***** Data to use *****

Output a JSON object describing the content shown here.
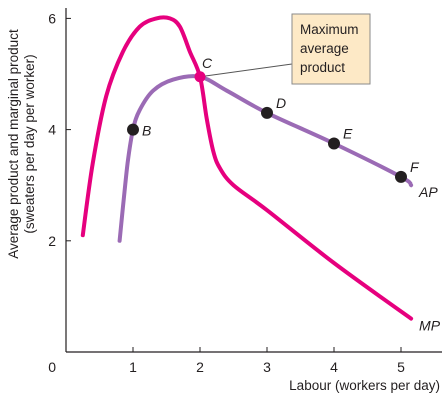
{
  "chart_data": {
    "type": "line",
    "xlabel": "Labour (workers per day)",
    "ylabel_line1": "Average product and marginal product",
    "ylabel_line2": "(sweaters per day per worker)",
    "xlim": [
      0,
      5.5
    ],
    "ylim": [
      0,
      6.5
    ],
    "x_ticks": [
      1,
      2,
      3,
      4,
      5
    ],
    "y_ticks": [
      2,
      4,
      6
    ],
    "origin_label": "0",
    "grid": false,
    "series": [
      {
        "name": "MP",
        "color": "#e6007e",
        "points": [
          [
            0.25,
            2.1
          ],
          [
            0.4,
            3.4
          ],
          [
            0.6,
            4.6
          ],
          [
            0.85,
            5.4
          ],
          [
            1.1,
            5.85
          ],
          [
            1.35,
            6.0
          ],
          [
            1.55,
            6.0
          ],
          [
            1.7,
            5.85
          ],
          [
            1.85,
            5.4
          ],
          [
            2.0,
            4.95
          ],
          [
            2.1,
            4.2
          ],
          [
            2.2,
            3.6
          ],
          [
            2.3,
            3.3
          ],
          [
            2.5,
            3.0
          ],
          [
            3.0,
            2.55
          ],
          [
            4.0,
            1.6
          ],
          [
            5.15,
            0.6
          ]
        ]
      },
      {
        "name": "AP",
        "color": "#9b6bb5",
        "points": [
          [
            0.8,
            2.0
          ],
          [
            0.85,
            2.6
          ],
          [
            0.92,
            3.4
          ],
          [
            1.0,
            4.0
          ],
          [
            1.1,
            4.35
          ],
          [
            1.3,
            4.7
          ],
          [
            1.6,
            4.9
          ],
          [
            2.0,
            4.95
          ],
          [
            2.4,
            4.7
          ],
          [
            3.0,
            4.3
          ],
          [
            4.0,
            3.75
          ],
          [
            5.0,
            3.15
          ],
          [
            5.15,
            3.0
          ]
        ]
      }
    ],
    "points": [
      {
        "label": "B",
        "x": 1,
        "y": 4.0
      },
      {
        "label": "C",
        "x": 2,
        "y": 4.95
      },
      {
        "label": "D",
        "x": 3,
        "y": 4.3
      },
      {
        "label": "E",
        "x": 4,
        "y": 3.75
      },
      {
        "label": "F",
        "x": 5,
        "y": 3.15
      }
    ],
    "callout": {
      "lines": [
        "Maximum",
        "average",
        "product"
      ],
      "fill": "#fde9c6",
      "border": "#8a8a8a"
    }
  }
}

*****
***** Data to use *****

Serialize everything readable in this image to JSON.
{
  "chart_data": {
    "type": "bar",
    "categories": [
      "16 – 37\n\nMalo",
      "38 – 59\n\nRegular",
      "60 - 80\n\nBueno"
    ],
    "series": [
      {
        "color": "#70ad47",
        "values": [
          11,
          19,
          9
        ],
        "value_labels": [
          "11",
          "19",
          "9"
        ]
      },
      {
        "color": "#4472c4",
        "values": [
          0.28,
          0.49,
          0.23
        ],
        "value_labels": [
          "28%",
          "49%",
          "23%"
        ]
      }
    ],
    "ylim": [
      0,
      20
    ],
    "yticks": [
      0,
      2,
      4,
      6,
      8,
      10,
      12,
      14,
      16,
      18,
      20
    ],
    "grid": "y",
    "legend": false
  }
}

*****
***** Data to use *****

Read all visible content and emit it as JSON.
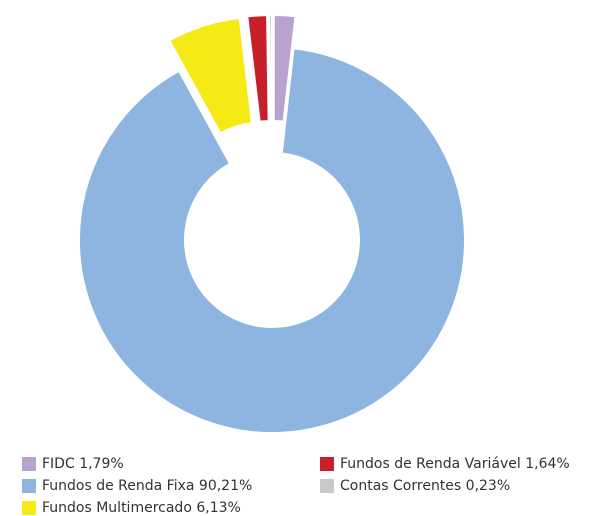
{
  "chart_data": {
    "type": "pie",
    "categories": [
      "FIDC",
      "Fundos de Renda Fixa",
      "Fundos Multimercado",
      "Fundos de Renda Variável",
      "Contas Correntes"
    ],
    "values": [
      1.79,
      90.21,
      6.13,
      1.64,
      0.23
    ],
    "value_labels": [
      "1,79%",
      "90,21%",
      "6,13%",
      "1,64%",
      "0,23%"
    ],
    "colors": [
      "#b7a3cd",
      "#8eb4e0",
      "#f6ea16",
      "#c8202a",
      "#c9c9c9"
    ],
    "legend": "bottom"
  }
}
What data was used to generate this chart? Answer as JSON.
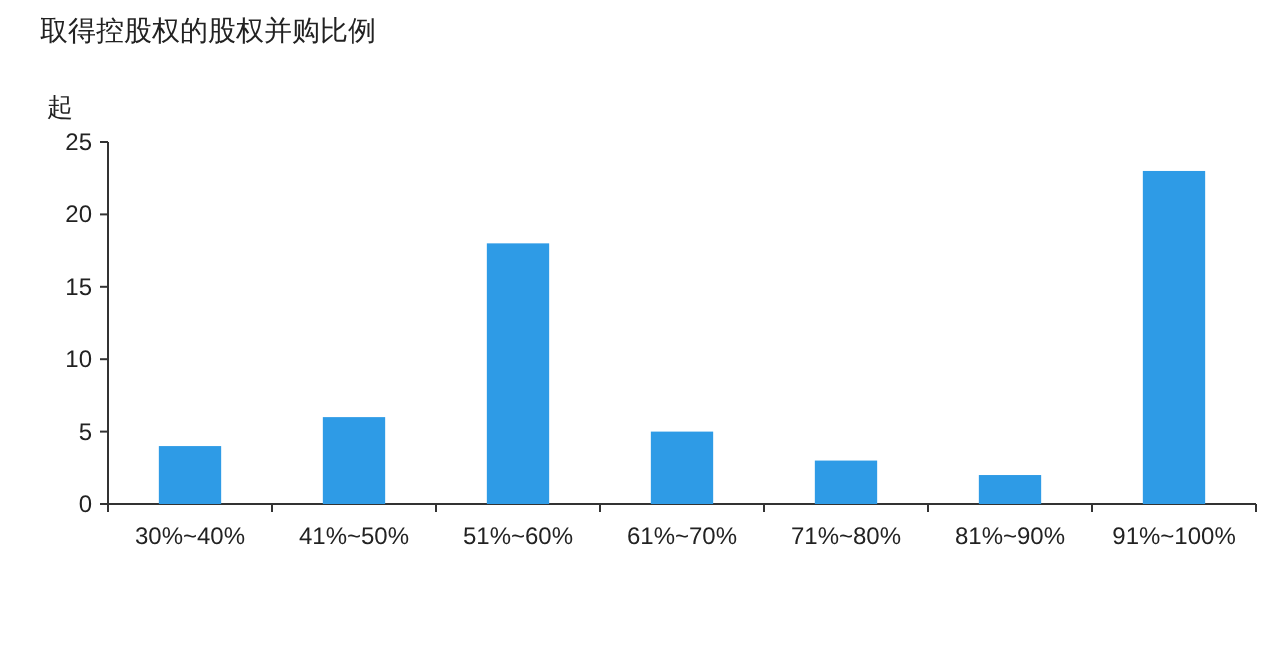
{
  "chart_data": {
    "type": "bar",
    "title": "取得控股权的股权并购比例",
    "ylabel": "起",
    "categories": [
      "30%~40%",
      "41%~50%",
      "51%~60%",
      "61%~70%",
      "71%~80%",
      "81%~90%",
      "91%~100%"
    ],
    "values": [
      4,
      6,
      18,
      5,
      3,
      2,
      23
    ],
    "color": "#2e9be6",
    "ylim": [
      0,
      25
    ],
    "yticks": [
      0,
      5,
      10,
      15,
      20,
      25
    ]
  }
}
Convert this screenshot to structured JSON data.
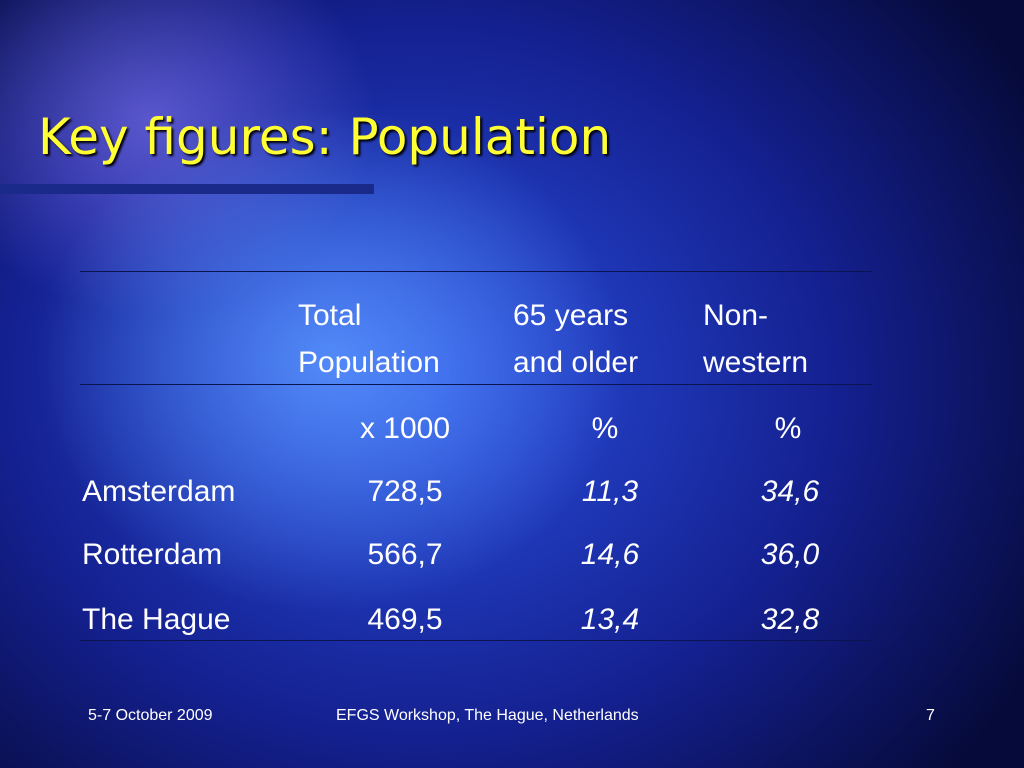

*****

Look for the word "Renda" in every line of the listing and copy the lines that have it.

Reply:
      "Fundos de Renda Fixa",
      "Fundos de Renda Variável",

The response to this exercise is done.